Transcribe the records below exactly as they appear, omitting any pictures.

(Collected data entries)
———

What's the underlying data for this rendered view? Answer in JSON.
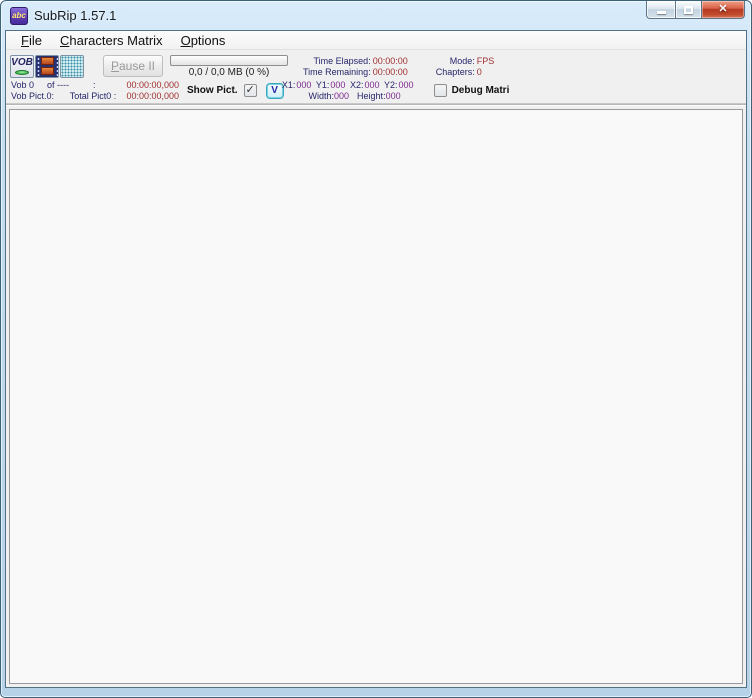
{
  "colors": {
    "label_navy": "#26266b",
    "value_red": "#a03030",
    "value_purple": "#7c2a8e",
    "close_button_red": "#b53922",
    "frame_blue": "#b5d2e9"
  },
  "window": {
    "title": "SubRip 1.57.1",
    "icon_text": "abc"
  },
  "menu": {
    "items": [
      {
        "label": "File"
      },
      {
        "label": "Characters Matrix"
      },
      {
        "label": "Options"
      }
    ]
  },
  "toolbar": {
    "vob_icon_text": "VOB",
    "pause_label": "Pause II",
    "progress_text": "0,0 / 0,0 MB (0 %)",
    "progress_percent": 0,
    "time_elapsed_label": "Time Elapsed:",
    "time_elapsed_value": "00:00:00",
    "time_remaining_label": "Time Remaining:",
    "time_remaining_value": "00:00:00",
    "mode_label": "Mode:",
    "mode_value": "FPS",
    "chapters_label": "Chapters:",
    "chapters_value": "0"
  },
  "status": {
    "vob_label": "Vob 0",
    "vob_of": "of ----",
    "vob_colon": ":",
    "vob_time": "00:00:00,000",
    "vob_pict_label": "Vob Pict.0:",
    "total_pict_label": "Total Pict0 :",
    "total_pict_time": "00:00:00,000",
    "show_pict_label": "Show Pict.",
    "show_pict_checked": true,
    "checkmark": "✓",
    "v_button_label": "V",
    "x1_label": "X1:",
    "x1_value": "000",
    "y1_label": "Y1:",
    "y1_value": "000",
    "x2_label": "X2:",
    "x2_value": "000",
    "y2_label": "Y2:",
    "y2_value": "000",
    "width_label": "Width:",
    "width_value": "000",
    "height_label": "Height:",
    "height_value": "000",
    "debug_checked": false,
    "debug_label": "Debug Matri"
  },
  "window_controls": {
    "minimize": "minimize",
    "maximize": "maximize",
    "close_glyph": "✕"
  }
}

———

▶ [Answer]
What's the underlying data for this rendered view? Answer in JSON.
{
  "colors": {
    "label_navy": "#26266b",
    "value_red": "#a03030",
    "value_purple": "#7c2a8e",
    "close_button_red": "#b53922",
    "frame_blue": "#b5d2e9"
  },
  "window": {
    "title": "SubRip 1.57.1",
    "icon_text": "abc"
  },
  "menu": {
    "items": [
      {
        "label": "File"
      },
      {
        "label": "Characters Matrix"
      },
      {
        "label": "Options"
      }
    ]
  },
  "toolbar": {
    "vob_icon_text": "VOB",
    "pause_label": "Pause II",
    "progress_text": "0,0 / 0,0 MB (0 %)",
    "progress_percent": 0,
    "time_elapsed_label": "Time Elapsed:",
    "time_elapsed_value": "00:00:00",
    "time_remaining_label": "Time Remaining:",
    "time_remaining_value": "00:00:00",
    "mode_label": "Mode:",
    "mode_value": "FPS",
    "chapters_label": "Chapters:",
    "chapters_value": "0"
  },
  "status": {
    "vob_label": "Vob 0",
    "vob_of": "of ----",
    "vob_colon": ":",
    "vob_time": "00:00:00,000",
    "vob_pict_label": "Vob Pict.0:",
    "total_pict_label": "Total Pict0 :",
    "total_pict_time": "00:00:00,000",
    "show_pict_label": "Show Pict.",
    "show_pict_checked": true,
    "checkmark": "✓",
    "v_button_label": "V",
    "x1_label": "X1:",
    "x1_value": "000",
    "y1_label": "Y1:",
    "y1_value": "000",
    "x2_label": "X2:",
    "x2_value": "000",
    "y2_label": "Y2:",
    "y2_value": "000",
    "width_label": "Width:",
    "width_value": "000",
    "height_label": "Height:",
    "height_value": "000",
    "debug_checked": false,
    "debug_label": "Debug Matri"
  },
  "window_controls": {
    "minimize": "minimize",
    "maximize": "maximize",
    "close_glyph": "✕"
  }
}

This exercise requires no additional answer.